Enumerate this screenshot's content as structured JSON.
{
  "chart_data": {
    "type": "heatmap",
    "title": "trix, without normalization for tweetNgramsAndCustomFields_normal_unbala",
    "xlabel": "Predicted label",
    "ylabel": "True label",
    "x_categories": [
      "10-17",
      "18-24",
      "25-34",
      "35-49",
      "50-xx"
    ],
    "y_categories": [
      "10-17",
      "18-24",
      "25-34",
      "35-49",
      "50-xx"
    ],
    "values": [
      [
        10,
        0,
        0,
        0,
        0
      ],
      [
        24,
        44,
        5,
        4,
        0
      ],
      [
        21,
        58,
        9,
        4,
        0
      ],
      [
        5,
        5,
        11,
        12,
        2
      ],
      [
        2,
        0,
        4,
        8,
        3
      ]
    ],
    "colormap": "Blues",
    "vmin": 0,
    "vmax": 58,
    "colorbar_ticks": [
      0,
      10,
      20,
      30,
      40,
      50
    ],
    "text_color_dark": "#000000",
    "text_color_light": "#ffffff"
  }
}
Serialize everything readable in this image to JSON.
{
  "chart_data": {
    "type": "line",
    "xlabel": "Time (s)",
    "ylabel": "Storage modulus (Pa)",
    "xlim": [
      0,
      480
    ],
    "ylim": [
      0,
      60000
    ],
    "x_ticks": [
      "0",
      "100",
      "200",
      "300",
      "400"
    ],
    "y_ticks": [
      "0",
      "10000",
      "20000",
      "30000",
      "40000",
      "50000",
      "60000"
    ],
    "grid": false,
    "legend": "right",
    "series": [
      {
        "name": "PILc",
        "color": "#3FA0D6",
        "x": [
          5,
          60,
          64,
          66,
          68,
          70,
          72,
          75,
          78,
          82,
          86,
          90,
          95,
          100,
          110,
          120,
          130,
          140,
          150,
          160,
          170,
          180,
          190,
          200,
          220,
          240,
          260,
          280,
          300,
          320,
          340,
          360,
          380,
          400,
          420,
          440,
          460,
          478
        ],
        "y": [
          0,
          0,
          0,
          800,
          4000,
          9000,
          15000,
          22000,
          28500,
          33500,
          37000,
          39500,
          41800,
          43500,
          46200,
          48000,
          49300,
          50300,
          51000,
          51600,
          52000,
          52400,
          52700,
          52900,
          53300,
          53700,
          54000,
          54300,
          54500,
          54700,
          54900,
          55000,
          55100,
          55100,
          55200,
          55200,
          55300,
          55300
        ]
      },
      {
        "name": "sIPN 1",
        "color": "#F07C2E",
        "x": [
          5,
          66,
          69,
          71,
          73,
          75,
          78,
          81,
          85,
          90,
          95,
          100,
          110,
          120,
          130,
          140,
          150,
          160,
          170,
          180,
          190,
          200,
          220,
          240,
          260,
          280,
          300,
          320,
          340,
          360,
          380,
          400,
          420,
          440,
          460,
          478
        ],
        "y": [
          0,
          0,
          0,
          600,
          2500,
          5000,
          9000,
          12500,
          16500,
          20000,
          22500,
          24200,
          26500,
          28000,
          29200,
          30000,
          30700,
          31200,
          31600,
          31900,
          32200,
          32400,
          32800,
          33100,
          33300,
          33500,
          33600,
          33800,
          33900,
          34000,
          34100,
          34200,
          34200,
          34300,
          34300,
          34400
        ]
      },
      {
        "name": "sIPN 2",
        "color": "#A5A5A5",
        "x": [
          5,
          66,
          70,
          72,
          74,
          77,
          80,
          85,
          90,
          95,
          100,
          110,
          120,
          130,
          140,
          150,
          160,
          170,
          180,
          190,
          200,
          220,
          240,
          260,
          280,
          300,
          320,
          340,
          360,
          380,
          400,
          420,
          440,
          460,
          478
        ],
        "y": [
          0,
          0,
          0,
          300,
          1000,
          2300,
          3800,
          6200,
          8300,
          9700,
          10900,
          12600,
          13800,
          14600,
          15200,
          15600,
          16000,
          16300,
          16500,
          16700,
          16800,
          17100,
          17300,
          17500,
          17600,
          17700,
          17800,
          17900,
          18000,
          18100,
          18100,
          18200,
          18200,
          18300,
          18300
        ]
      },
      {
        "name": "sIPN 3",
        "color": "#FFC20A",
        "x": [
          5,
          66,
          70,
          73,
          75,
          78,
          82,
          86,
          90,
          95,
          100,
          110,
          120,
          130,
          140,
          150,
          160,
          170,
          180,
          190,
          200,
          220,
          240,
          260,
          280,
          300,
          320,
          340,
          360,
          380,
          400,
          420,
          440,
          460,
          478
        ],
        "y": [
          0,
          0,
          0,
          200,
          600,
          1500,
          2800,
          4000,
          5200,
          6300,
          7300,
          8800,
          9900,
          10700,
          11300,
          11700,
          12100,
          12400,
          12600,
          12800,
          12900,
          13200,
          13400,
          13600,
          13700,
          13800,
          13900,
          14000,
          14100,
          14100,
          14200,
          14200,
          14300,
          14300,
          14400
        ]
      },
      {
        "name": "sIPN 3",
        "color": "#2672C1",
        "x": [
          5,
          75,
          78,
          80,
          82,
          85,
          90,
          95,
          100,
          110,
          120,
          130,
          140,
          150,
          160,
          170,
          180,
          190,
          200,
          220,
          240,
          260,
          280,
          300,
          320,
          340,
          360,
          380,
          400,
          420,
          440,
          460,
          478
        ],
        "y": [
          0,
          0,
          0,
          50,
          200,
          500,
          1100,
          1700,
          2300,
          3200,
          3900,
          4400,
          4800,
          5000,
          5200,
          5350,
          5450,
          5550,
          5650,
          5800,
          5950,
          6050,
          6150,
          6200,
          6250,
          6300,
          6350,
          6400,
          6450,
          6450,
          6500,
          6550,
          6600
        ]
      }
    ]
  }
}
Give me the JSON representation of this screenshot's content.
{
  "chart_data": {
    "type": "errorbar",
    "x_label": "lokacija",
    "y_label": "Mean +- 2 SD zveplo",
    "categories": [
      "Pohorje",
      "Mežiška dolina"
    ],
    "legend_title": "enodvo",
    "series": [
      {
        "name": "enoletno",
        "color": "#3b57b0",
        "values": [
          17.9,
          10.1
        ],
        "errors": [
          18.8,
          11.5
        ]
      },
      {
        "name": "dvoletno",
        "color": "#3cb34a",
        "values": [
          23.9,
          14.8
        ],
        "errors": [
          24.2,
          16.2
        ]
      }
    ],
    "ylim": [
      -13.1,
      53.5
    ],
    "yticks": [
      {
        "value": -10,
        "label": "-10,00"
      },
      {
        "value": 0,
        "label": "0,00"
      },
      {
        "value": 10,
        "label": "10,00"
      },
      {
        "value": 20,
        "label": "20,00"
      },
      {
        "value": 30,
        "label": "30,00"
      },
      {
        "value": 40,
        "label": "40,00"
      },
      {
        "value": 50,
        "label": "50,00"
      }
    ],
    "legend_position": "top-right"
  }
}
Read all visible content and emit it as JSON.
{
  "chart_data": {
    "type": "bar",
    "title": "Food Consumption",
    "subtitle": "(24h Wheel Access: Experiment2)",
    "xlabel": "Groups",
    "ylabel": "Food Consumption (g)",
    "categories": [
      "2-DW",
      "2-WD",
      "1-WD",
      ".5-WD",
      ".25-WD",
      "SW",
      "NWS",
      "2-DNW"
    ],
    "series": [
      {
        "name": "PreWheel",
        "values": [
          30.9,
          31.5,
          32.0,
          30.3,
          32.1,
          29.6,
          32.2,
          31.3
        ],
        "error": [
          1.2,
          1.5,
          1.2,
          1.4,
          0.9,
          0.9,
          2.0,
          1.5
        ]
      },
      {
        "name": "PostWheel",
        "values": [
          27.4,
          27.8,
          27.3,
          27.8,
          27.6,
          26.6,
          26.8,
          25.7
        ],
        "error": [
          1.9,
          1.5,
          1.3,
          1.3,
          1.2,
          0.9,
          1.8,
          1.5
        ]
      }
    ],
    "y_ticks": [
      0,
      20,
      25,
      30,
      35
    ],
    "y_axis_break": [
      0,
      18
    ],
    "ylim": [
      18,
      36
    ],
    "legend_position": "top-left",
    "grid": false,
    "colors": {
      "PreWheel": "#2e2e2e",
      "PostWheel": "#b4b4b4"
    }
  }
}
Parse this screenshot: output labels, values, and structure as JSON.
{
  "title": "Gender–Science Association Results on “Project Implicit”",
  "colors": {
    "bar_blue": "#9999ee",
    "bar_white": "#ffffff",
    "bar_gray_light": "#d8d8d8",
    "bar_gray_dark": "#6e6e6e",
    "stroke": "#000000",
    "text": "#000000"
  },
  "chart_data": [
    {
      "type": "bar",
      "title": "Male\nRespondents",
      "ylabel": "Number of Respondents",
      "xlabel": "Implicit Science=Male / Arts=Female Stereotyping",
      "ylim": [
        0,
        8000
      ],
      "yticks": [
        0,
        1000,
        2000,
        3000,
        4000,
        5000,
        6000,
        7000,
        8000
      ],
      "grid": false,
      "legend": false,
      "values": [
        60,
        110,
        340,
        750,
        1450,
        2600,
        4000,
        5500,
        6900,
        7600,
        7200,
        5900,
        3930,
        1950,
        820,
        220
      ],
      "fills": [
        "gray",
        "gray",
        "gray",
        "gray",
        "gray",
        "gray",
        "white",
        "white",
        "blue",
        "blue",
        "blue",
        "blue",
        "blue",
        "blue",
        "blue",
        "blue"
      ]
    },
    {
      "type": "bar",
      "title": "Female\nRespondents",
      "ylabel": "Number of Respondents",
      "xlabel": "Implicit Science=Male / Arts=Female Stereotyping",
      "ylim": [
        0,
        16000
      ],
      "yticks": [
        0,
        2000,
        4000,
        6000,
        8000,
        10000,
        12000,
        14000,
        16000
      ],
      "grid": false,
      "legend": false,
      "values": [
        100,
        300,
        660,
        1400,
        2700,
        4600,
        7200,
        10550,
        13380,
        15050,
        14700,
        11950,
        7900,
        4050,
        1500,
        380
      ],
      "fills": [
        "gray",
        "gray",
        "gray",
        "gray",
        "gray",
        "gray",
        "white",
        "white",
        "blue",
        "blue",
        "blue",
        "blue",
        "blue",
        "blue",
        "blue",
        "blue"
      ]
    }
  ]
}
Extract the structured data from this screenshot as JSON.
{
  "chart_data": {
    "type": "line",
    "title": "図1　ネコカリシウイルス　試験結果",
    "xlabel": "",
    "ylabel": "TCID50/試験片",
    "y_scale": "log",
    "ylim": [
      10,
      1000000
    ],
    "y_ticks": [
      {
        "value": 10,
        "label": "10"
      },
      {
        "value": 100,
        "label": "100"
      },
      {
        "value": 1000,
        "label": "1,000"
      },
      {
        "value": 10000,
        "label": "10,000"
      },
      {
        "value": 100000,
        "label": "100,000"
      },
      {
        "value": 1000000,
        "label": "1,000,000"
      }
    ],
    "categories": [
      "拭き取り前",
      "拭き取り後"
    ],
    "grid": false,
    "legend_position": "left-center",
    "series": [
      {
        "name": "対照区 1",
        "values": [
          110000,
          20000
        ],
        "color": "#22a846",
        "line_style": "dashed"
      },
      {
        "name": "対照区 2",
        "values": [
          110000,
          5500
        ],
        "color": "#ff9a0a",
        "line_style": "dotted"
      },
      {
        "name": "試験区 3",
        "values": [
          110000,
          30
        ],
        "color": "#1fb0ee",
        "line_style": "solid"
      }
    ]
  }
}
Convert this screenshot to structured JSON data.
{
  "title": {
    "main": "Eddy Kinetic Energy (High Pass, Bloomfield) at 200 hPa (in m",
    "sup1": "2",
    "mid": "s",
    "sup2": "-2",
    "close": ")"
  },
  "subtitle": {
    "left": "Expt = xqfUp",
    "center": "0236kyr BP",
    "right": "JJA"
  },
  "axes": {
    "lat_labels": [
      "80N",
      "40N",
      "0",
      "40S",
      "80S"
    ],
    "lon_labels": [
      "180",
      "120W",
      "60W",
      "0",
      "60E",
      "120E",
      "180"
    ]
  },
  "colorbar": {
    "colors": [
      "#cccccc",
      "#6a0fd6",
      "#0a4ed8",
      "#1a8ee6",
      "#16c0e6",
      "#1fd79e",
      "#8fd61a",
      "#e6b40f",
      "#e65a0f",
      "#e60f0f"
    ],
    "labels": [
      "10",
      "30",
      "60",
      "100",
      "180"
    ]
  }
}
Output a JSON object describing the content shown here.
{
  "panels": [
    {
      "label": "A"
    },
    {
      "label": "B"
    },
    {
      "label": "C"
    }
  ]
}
++++
## [Short exercise]
Repeat word for word every line from the one that holds "Output a JSON" to the end. Both ends count.

## [Result]
Output a JSON object describing the content shown here.
{
  "panels": [
    {
      "label": "A"
    },
    {
      "label": "B"
    },
    {
      "label": "C"
    }
  ]
}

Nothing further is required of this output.